#### Data listing
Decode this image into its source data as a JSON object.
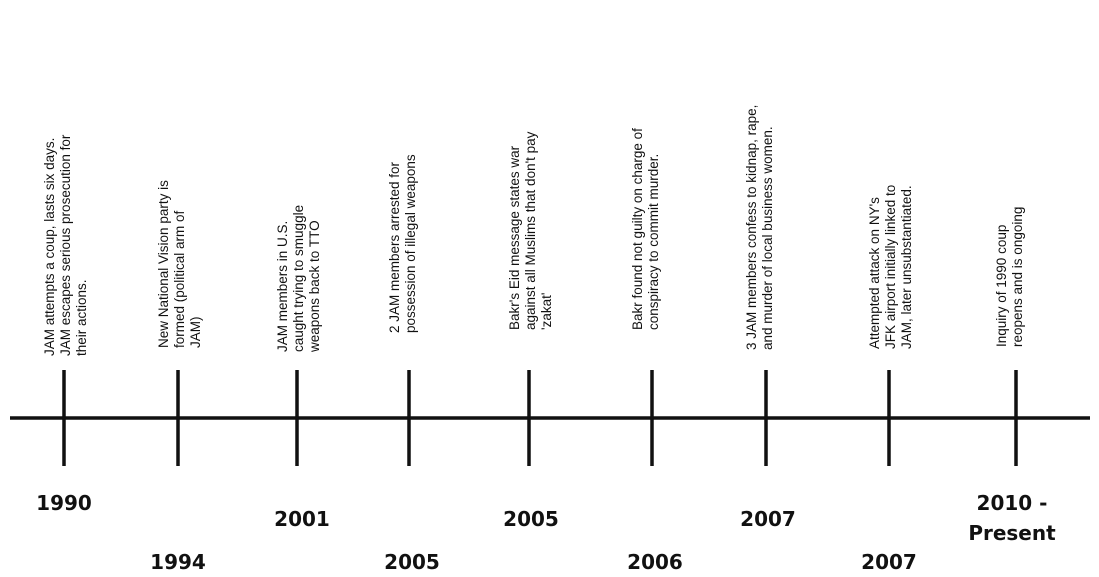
{
  "events": [
    {
      "year": "1990",
      "lines": [
        "JAM  attempts a coup, lasts six days.",
        "JAM escapes serious prosecution for",
        "their actions."
      ]
    },
    {
      "year": "1994",
      "lines": [
        "New National Vision party is",
        "formed (political arm of",
        "JAM)"
      ]
    },
    {
      "year": "2001",
      "lines": [
        "JAM members in U.S.",
        "caught trying to smuggle",
        "weapons back to TTO"
      ]
    },
    {
      "year": "2005",
      "lines": [
        "2 JAM members arrested for",
        "possession of illegal weapons"
      ]
    },
    {
      "year": "2005",
      "lines": [
        "Bakr's Eid message states war",
        "against all Muslims that don't pay",
        "'zakat'"
      ]
    },
    {
      "year": "2006",
      "lines": [
        "Bakr found not guilty on charge of",
        "conspiracy to commit murder."
      ]
    },
    {
      "year": "2007",
      "lines": [
        "3 JAM members confess to kidnap, rape,",
        "and murder of local business women."
      ]
    },
    {
      "year": "2007",
      "lines": [
        "Attempted attack on NY's",
        "JFK airport initially linked to",
        "JAM, later unsubstantiated."
      ]
    },
    {
      "year_lines": [
        "2010 -",
        "Present"
      ],
      "lines": [
        "Inquiry of 1990 coup",
        "reopens and is ongoing"
      ]
    }
  ]
}
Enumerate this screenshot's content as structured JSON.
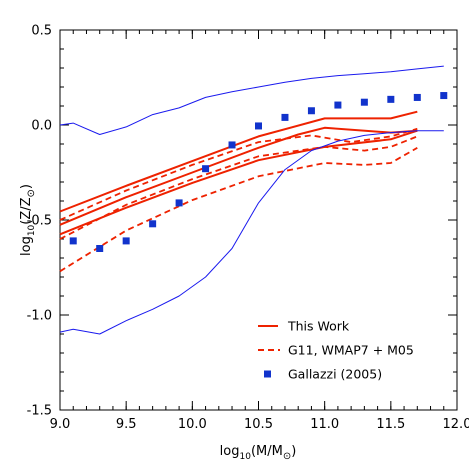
########
The exercise: All the lines above are to be reproduced exactly, except the pictures.

Solution for this exercise:
Decode this image into its source data as a JSON object.
{
  "events": [
    {
      "year": "1990",
      "lines": [
        "JAM  attempts a coup, lasts six days.",
        "JAM escapes serious prosecution for",
        "their actions."
      ]
    },
    {
      "year": "1994",
      "lines": [
        "New National Vision party is",
        "formed (political arm of",
        "JAM)"
      ]
    },
    {
      "year": "2001",
      "lines": [
        "JAM members in U.S.",
        "caught trying to smuggle",
        "weapons back to TTO"
      ]
    },
    {
      "year": "2005",
      "lines": [
        "2 JAM members arrested for",
        "possession of illegal weapons"
      ]
    },
    {
      "year": "2005",
      "lines": [
        "Bakr's Eid message states war",
        "against all Muslims that don't pay",
        "'zakat'"
      ]
    },
    {
      "year": "2006",
      "lines": [
        "Bakr found not guilty on charge of",
        "conspiracy to commit murder."
      ]
    },
    {
      "year": "2007",
      "lines": [
        "3 JAM members confess to kidnap, rape,",
        "and murder of local business women."
      ]
    },
    {
      "year": "2007",
      "lines": [
        "Attempted attack on NY's",
        "JFK airport initially linked to",
        "JAM, later unsubstantiated."
      ]
    },
    {
      "year_lines": [
        "2010 -",
        "Present"
      ],
      "lines": [
        "Inquiry of 1990 coup",
        "reopens and is ongoing"
      ]
    }
  ]
}
Enumerate this screenshot's content as structured JSON.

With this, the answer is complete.